[The task]
Write out every entry exactly as it appears.

-------- Data rows --------

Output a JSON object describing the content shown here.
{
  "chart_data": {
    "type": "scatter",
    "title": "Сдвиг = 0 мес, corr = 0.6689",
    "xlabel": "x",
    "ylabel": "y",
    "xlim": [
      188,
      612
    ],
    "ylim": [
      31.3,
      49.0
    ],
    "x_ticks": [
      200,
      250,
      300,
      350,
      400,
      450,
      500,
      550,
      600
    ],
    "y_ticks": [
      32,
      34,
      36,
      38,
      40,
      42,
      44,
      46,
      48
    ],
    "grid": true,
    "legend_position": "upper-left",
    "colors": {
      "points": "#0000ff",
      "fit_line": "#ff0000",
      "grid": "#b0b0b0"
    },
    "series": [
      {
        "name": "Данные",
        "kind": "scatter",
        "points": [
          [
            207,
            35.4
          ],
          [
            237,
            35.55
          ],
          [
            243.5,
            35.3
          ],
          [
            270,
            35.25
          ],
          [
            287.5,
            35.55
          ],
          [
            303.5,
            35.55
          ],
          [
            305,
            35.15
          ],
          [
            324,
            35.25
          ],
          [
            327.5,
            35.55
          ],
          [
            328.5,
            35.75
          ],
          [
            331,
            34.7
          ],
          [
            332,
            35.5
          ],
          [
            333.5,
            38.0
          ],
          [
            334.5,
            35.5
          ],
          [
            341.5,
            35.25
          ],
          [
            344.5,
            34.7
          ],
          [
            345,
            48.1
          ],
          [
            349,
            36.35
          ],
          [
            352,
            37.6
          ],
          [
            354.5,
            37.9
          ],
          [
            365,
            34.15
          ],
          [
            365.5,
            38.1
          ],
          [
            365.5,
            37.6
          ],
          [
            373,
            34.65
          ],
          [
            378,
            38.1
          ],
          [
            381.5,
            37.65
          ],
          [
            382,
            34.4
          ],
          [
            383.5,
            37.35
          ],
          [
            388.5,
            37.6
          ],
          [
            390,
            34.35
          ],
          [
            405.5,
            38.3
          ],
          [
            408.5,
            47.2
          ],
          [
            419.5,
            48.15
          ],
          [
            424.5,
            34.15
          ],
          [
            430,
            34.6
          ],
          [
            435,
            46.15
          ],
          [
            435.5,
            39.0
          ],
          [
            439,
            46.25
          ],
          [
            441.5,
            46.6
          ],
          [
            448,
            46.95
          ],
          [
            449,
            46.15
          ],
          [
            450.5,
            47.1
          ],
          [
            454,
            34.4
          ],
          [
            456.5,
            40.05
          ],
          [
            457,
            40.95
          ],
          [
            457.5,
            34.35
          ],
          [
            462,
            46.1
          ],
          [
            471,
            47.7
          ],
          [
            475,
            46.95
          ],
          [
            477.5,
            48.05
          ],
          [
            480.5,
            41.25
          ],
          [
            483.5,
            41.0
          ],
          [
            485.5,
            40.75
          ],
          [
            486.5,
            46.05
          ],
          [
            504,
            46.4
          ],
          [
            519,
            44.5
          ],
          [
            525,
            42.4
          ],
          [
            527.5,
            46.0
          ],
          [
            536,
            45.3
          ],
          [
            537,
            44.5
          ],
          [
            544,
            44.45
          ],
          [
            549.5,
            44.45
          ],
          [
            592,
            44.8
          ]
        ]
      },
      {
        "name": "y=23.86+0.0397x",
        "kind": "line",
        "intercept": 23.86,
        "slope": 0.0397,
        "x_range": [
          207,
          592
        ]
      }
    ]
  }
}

--------

[Answer]
Output a JSON object describing the content shown here.
{
  "chart_data": {
    "type": "scatter",
    "title": "Сдвиг = 0 мес, corr = 0.6689",
    "xlabel": "x",
    "ylabel": "y",
    "xlim": [
      188,
      612
    ],
    "ylim": [
      31.3,
      49.0
    ],
    "x_ticks": [
      200,
      250,
      300,
      350,
      400,
      450,
      500,
      550,
      600
    ],
    "y_ticks": [
      32,
      34,
      36,
      38,
      40,
      42,
      44,
      46,
      48
    ],
    "grid": true,
    "legend_position": "upper-left",
    "colors": {
      "points": "#0000ff",
      "fit_line": "#ff0000",
      "grid": "#b0b0b0"
    },
    "series": [
      {
        "name": "Данные",
        "kind": "scatter",
        "points": [
          [
            207,
            35.4
          ],
          [
            237,
            35.55
          ],
          [
            243.5,
            35.3
          ],
          [
            270,
            35.25
          ],
          [
            287.5,
            35.55
          ],
          [
            303.5,
            35.55
          ],
          [
            305,
            35.15
          ],
          [
            324,
            35.25
          ],
          [
            327.5,
            35.55
          ],
          [
            328.5,
            35.75
          ],
          [
            331,
            34.7
          ],
          [
            332,
            35.5
          ],
          [
            333.5,
            38.0
          ],
          [
            334.5,
            35.5
          ],
          [
            341.5,
            35.25
          ],
          [
            344.5,
            34.7
          ],
          [
            345,
            48.1
          ],
          [
            349,
            36.35
          ],
          [
            352,
            37.6
          ],
          [
            354.5,
            37.9
          ],
          [
            365,
            34.15
          ],
          [
            365.5,
            38.1
          ],
          [
            365.5,
            37.6
          ],
          [
            373,
            34.65
          ],
          [
            378,
            38.1
          ],
          [
            381.5,
            37.65
          ],
          [
            382,
            34.4
          ],
          [
            383.5,
            37.35
          ],
          [
            388.5,
            37.6
          ],
          [
            390,
            34.35
          ],
          [
            405.5,
            38.3
          ],
          [
            408.5,
            47.2
          ],
          [
            419.5,
            48.15
          ],
          [
            424.5,
            34.15
          ],
          [
            430,
            34.6
          ],
          [
            435,
            46.15
          ],
          [
            435.5,
            39.0
          ],
          [
            439,
            46.25
          ],
          [
            441.5,
            46.6
          ],
          [
            448,
            46.95
          ],
          [
            449,
            46.15
          ],
          [
            450.5,
            47.1
          ],
          [
            454,
            34.4
          ],
          [
            456.5,
            40.05
          ],
          [
            457,
            40.95
          ],
          [
            457.5,
            34.35
          ],
          [
            462,
            46.1
          ],
          [
            471,
            47.7
          ],
          [
            475,
            46.95
          ],
          [
            477.5,
            48.05
          ],
          [
            480.5,
            41.25
          ],
          [
            483.5,
            41.0
          ],
          [
            485.5,
            40.75
          ],
          [
            486.5,
            46.05
          ],
          [
            504,
            46.4
          ],
          [
            519,
            44.5
          ],
          [
            525,
            42.4
          ],
          [
            527.5,
            46.0
          ],
          [
            536,
            45.3
          ],
          [
            537,
            44.5
          ],
          [
            544,
            44.45
          ],
          [
            549.5,
            44.45
          ],
          [
            592,
            44.8
          ]
        ]
      },
      {
        "name": "y=23.86+0.0397x",
        "kind": "line",
        "intercept": 23.86,
        "slope": 0.0397,
        "x_range": [
          207,
          592
        ]
      }
    ]
  }
}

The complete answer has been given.